WHAT THIS TASK INVOLVES: Extract all lines containing "screenshot".

EXTRACTED RECORDS:
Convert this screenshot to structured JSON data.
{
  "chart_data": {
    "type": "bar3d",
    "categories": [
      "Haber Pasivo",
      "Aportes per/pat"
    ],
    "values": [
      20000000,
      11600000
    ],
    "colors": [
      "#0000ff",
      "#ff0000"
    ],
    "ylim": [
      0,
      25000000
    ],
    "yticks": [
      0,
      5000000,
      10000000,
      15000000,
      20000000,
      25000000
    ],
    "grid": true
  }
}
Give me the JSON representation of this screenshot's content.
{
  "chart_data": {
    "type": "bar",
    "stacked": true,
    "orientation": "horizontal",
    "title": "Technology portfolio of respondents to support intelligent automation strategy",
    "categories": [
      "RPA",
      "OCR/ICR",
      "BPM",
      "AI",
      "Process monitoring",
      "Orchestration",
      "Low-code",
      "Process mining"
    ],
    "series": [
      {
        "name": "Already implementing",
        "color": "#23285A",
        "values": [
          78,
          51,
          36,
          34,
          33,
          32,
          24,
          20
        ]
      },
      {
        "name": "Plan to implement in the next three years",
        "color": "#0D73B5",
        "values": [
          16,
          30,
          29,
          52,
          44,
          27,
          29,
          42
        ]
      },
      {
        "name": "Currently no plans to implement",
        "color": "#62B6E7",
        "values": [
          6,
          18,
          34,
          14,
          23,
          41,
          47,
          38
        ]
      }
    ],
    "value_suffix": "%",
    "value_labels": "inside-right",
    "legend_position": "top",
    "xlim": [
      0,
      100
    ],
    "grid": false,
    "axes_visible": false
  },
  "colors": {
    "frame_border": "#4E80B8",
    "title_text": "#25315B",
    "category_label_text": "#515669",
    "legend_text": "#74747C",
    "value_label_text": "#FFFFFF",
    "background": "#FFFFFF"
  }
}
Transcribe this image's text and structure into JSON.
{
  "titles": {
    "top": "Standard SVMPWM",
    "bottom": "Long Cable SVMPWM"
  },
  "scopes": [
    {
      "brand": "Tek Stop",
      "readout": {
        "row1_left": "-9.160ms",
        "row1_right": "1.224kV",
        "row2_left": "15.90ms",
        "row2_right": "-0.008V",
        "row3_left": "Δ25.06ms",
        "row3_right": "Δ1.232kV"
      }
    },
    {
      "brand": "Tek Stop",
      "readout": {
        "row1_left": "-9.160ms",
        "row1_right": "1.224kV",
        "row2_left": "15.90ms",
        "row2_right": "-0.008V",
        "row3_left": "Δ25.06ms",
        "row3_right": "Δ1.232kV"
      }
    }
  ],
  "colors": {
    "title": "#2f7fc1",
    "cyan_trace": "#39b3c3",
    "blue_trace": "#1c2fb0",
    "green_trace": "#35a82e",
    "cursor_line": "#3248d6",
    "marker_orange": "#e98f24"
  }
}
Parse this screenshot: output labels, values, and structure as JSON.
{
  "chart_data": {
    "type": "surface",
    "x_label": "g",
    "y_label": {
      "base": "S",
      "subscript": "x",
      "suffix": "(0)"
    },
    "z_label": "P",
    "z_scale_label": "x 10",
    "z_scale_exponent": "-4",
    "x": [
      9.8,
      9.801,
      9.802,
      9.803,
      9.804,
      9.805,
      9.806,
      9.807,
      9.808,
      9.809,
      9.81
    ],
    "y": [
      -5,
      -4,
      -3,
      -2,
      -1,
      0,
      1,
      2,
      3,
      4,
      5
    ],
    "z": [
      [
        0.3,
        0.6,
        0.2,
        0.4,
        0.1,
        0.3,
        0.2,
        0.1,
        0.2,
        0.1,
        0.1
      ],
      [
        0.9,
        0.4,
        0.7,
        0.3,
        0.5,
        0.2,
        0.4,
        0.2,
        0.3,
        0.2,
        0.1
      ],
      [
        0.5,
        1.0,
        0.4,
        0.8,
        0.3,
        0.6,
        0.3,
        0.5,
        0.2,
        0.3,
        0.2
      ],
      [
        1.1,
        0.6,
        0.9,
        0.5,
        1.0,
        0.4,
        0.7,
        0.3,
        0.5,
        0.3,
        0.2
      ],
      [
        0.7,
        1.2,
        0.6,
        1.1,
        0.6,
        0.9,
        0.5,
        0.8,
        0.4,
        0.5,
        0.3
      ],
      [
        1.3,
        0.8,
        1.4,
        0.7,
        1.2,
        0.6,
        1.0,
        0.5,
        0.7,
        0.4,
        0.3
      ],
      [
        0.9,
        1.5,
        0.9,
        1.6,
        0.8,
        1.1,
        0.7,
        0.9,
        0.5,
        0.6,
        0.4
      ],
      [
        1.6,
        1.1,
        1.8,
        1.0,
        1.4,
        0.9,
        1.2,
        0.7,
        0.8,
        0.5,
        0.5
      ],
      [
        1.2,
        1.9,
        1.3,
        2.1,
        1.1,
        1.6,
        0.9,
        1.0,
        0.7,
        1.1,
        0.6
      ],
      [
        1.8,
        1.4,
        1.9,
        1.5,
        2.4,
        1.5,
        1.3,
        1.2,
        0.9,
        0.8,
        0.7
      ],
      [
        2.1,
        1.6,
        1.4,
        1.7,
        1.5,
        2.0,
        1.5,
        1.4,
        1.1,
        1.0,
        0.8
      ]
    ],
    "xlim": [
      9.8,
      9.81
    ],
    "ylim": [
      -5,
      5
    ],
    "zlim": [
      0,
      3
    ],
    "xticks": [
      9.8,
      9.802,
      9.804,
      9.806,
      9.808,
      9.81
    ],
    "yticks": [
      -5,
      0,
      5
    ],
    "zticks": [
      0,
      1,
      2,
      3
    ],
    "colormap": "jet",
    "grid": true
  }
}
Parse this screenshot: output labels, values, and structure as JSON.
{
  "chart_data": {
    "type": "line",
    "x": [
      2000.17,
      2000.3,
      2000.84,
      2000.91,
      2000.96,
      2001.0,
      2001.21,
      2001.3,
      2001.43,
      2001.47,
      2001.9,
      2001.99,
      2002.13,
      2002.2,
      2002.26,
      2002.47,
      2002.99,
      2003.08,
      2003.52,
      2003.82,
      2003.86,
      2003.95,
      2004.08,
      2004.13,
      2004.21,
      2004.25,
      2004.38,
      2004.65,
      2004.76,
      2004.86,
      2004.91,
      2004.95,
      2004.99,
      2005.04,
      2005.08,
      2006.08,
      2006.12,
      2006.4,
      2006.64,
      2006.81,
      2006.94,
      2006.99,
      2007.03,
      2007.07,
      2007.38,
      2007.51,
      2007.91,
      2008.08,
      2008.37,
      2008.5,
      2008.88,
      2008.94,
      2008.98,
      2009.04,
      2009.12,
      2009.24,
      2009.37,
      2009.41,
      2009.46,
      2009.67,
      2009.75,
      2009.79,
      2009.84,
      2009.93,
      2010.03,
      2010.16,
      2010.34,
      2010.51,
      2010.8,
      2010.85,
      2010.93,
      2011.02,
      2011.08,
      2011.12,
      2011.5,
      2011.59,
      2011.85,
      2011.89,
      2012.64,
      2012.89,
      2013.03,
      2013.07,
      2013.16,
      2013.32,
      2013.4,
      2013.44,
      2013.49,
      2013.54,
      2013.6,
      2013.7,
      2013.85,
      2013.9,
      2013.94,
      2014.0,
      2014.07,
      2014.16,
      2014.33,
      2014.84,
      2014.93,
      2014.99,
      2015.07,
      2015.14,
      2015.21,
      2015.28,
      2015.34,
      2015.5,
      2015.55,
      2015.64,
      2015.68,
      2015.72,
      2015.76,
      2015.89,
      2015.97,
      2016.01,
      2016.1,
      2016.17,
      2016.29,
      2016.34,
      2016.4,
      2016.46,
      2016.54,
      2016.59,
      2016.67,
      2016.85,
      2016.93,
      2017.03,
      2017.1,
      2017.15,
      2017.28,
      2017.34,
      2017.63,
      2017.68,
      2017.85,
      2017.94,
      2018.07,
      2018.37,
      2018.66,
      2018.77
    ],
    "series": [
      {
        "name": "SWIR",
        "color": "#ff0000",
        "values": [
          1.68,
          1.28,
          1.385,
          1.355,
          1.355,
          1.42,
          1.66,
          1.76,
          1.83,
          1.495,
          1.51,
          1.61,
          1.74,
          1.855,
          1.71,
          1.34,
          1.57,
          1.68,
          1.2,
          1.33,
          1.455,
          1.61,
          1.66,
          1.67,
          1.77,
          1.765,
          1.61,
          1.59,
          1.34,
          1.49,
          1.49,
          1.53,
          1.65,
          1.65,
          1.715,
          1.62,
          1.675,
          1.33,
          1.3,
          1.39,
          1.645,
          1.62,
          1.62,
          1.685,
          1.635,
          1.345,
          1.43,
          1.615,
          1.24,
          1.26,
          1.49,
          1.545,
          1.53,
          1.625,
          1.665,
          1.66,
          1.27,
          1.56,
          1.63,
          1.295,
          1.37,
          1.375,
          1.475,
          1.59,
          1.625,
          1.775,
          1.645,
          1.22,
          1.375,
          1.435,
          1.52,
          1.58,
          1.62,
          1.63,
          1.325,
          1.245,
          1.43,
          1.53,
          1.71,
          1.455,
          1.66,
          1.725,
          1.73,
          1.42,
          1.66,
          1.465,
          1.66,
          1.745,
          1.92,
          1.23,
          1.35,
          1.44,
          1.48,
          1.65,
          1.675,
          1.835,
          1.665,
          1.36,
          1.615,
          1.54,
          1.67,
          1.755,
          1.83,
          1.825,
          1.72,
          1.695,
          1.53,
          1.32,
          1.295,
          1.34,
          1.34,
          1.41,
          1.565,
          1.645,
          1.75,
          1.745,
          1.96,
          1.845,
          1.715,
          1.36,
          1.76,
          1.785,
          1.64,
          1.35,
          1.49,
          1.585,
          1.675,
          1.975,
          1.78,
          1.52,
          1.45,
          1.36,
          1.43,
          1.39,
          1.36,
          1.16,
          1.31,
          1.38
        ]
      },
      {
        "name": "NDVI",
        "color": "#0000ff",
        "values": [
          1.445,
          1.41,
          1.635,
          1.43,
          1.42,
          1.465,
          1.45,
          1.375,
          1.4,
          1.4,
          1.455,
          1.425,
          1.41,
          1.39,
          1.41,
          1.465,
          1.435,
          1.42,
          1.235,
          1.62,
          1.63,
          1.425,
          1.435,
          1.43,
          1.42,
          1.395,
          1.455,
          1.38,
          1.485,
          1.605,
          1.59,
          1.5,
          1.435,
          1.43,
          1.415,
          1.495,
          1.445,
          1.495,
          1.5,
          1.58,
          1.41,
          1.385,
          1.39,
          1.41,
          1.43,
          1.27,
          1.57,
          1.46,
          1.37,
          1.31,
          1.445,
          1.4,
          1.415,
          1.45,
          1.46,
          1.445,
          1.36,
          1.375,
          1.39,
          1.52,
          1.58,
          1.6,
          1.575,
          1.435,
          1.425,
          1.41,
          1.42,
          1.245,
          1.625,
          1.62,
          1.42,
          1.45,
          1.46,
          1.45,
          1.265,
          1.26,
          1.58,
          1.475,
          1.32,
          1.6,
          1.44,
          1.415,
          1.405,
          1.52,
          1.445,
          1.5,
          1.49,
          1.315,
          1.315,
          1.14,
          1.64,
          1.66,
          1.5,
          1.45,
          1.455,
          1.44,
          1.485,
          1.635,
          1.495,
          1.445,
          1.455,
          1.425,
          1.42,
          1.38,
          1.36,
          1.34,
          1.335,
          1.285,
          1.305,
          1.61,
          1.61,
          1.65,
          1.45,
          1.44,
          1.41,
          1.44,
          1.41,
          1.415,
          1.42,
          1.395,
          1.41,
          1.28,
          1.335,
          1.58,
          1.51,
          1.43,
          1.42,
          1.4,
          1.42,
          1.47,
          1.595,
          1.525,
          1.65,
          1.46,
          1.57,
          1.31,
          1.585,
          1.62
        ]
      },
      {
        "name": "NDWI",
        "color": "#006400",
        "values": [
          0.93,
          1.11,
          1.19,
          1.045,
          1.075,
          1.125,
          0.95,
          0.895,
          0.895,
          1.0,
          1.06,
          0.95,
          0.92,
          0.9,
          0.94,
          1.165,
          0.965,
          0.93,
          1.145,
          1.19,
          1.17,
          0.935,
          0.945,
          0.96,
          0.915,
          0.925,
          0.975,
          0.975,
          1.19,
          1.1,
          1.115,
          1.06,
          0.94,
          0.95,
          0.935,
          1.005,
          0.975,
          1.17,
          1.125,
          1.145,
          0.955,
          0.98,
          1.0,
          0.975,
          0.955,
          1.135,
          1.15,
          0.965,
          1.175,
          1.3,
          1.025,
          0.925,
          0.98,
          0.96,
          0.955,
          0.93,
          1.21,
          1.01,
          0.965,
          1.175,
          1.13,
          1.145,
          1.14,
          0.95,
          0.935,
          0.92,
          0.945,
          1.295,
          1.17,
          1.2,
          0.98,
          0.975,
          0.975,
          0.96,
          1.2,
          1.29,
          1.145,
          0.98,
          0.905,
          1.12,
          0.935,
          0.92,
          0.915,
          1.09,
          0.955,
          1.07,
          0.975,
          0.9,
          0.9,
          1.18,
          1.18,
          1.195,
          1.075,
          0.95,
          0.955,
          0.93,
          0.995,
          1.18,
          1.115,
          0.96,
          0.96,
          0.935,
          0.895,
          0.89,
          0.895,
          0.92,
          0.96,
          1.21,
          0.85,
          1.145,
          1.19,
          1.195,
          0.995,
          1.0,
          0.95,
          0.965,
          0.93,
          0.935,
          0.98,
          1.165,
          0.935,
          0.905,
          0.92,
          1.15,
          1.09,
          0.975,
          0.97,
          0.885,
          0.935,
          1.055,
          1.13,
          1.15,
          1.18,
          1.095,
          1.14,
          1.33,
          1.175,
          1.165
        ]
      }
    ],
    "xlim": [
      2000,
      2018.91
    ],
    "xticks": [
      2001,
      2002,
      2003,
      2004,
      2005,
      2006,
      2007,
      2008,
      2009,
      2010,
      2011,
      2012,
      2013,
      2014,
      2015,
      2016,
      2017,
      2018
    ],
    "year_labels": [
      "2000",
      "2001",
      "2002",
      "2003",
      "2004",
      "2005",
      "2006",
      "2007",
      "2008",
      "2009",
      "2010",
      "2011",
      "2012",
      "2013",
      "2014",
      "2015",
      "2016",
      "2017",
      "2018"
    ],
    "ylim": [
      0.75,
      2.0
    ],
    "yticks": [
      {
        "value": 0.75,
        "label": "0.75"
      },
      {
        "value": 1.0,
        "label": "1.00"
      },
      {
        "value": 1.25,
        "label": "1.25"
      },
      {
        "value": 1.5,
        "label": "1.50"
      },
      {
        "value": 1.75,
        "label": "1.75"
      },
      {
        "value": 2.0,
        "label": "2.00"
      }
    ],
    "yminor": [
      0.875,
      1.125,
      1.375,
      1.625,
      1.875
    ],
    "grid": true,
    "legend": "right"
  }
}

CORRECT ANSWER:
Convert this screenshot to structured JSON data.
Give me the JSON representation of this screenshot's content.
Parse this screenshot: output labels, values, and structure as JSON.
Parse this screenshot: output labels, values, and structure as JSON.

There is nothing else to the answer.